__What needs to be done__: Keep the pictures out and restate every record exactly.

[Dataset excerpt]
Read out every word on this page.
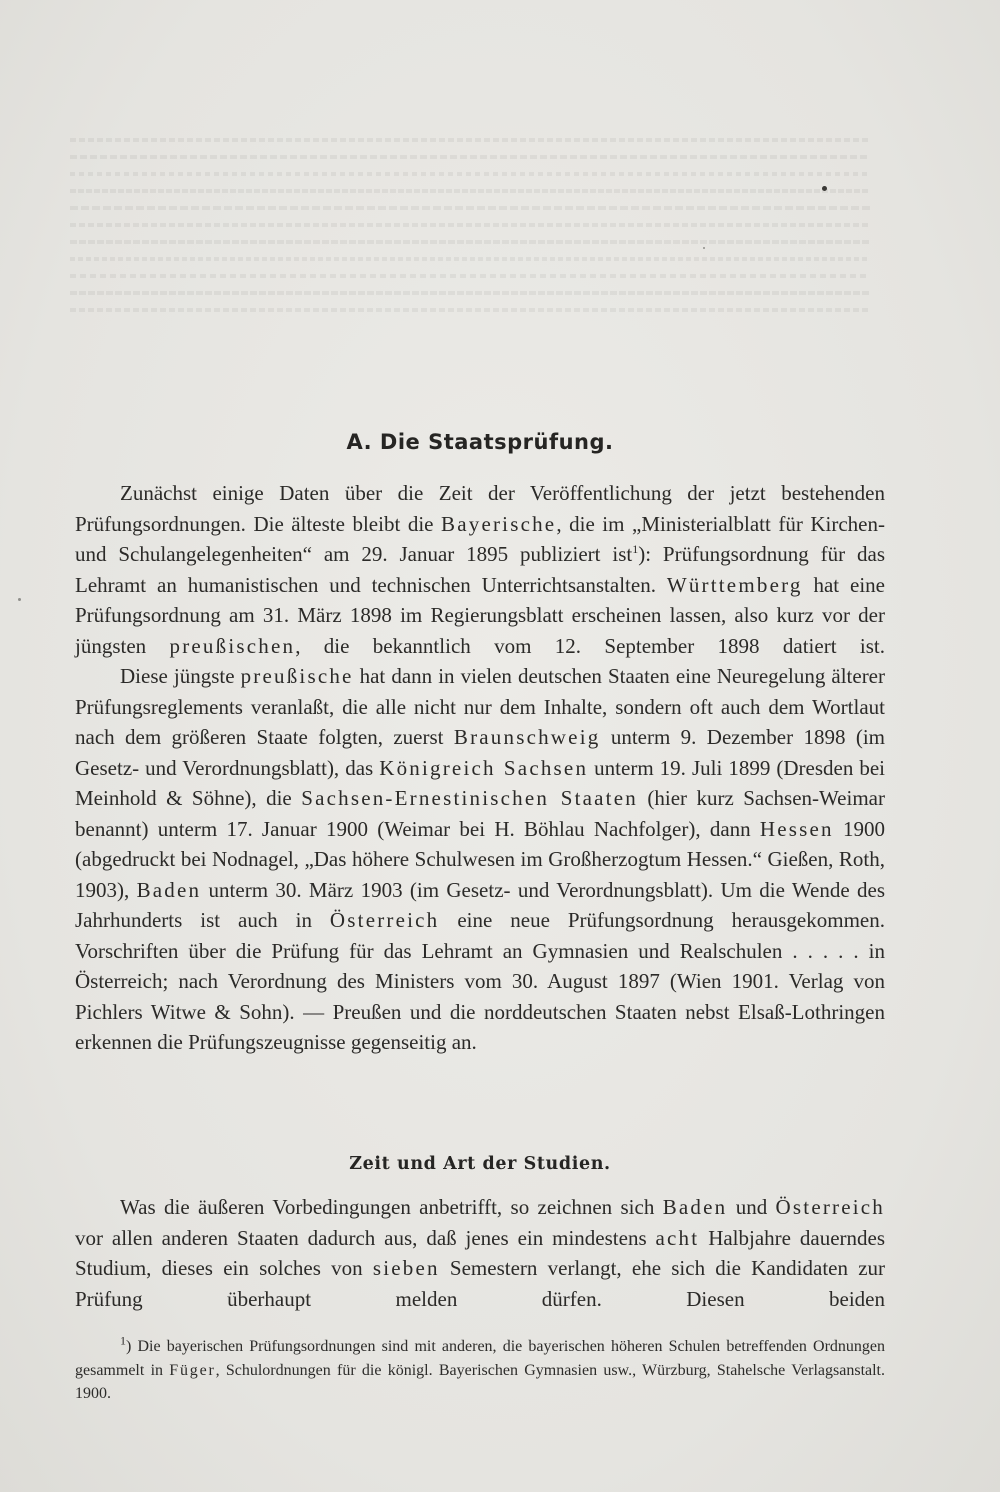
A. Die Staatsprüfung.

Zunächst einige Daten über die Zeit der Veröffentlichung der jetzt bestehenden Prüfungsordnungen. Die älteste bleibt die Bayerische, die im „Ministerialblatt für Kirchen- und Schulangelegenheiten“ am 29. Januar 1895 publiziert ist$^1$): Prüfungsordnung für das Lehramt an humanistischen und technischen Unterrichtsanstalten. Württemberg hat eine Prüfungsordnung am 31. März 1898 im Regierungsblatt erscheinen lassen, also kurz vor der jüngsten preußischen, die bekanntlich vom 12. September 1898 datiert ist.

Diese jüngste preußische hat dann in vielen deutschen Staaten eine Neuregelung älterer Prüfungsreglements veranlaßt, die alle nicht nur dem Inhalte, sondern oft auch dem Wortlaut nach dem größeren Staate folgten, zuerst Braunschweig unterm 9. Dezember 1898 (im Gesetz- und Verordnungsblatt), das Königreich Sachsen unterm 19. Juli 1899 (Dresden bei Meinhold & Söhne), die Sachsen-Ernestinischen Staaten (hier kurz Sachsen-Weimar benannt) unterm 17. Januar 1900 (Weimar bei H. Böhlau Nachfolger), dann Hessen 1900 (abgedruckt bei Nodnagel, „Das höhere Schulwesen im Großherzogtum Hessen.“ Gießen, Roth, 1903), Baden unterm 30. März 1903 (im Gesetz- und Verordnungsblatt). Um die Wende des Jahrhunderts ist auch in Österreich eine neue Prüfungsordnung herausgekommen. Vorschriften über die Prüfung für das Lehramt an Gymnasien und Realschulen . . . . . in Österreich; nach Verordnung des Ministers vom 30. August 1897 (Wien 1901. Verlag von Pichlers Witwe & Sohn). — Preußen und die norddeutschen Staaten nebst Elsaß-Lothringen erkennen die Prüfungszeugnisse gegenseitig an.

Zeit und Art der Studien.

Was die äußeren Vorbedingungen anbetrifft, so zeichnen sich Baden und Österreich vor allen anderen Staaten dadurch aus, daß jenes ein mindestens acht Halbjahre dauerndes Studium, dieses ein solches von sieben Semestern verlangt, ehe sich die Kandidaten zur Prüfung überhaupt melden dürfen. Diesen beiden

$^1$) Die bayerischen Prüfungsordnungen sind mit anderen, die bayerischen höheren Schulen betreffenden Ordnungen gesammelt in Füger, Schulordnungen für die königl. Bayerischen Gymnasien usw., Würzburg, Stahelsche Verlagsanstalt. 1900.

__Response below__:
Read out every word on this page.
A. Die Staatsprüfung.

Zunächst einige Daten über die Zeit der Veröffentlichung der jetzt bestehenden Prüfungsordnungen. Die älteste bleibt die Bayerische, die im „Ministerialblatt für Kirchen- und Schulangelegenheiten“ am 29. Januar 1895 publiziert ist$^1$): Prüfungsordnung für das Lehramt an humanistischen und technischen Unterrichtsanstalten. Württemberg hat eine Prüfungsordnung am 31. März 1898 im Regierungsblatt erscheinen lassen, also kurz vor der jüngsten preußischen, die bekanntlich vom 12. September 1898 datiert ist.

Diese jüngste preußische hat dann in vielen deutschen Staaten eine Neuregelung älterer Prüfungsreglements veranlaßt, die alle nicht nur dem Inhalte, sondern oft auch dem Wortlaut nach dem größeren Staate folgten, zuerst Braunschweig unterm 9. Dezember 1898 (im Gesetz- und Verordnungsblatt), das Königreich Sachsen unterm 19. Juli 1899 (Dresden bei Meinhold & Söhne), die Sachsen-Ernestinischen Staaten (hier kurz Sachsen-Weimar benannt) unterm 17. Januar 1900 (Weimar bei H. Böhlau Nachfolger), dann Hessen 1900 (abgedruckt bei Nodnagel, „Das höhere Schulwesen im Großherzogtum Hessen.“ Gießen, Roth, 1903), Baden unterm 30. März 1903 (im Gesetz- und Verordnungsblatt). Um die Wende des Jahrhunderts ist auch in Österreich eine neue Prüfungsordnung herausgekommen. Vorschriften über die Prüfung für das Lehramt an Gymnasien und Realschulen . . . . . in Österreich; nach Verordnung des Ministers vom 30. August 1897 (Wien 1901. Verlag von Pichlers Witwe & Sohn). — Preußen und die norddeutschen Staaten nebst Elsaß-Lothringen erkennen die Prüfungszeugnisse gegenseitig an.

Zeit und Art der Studien.

Was die äußeren Vorbedingungen anbetrifft, so zeichnen sich Baden und Österreich vor allen anderen Staaten dadurch aus, daß jenes ein mindestens acht Halbjahre dauerndes Studium, dieses ein solches von sieben Semestern verlangt, ehe sich die Kandidaten zur Prüfung überhaupt melden dürfen. Diesen beiden

$^1$) Die bayerischen Prüfungsordnungen sind mit anderen, die bayerischen höheren Schulen betreffenden Ordnungen gesammelt in Füger, Schulordnungen für die königl. Bayerischen Gymnasien usw., Würzburg, Stahelsche Verlagsanstalt. 1900.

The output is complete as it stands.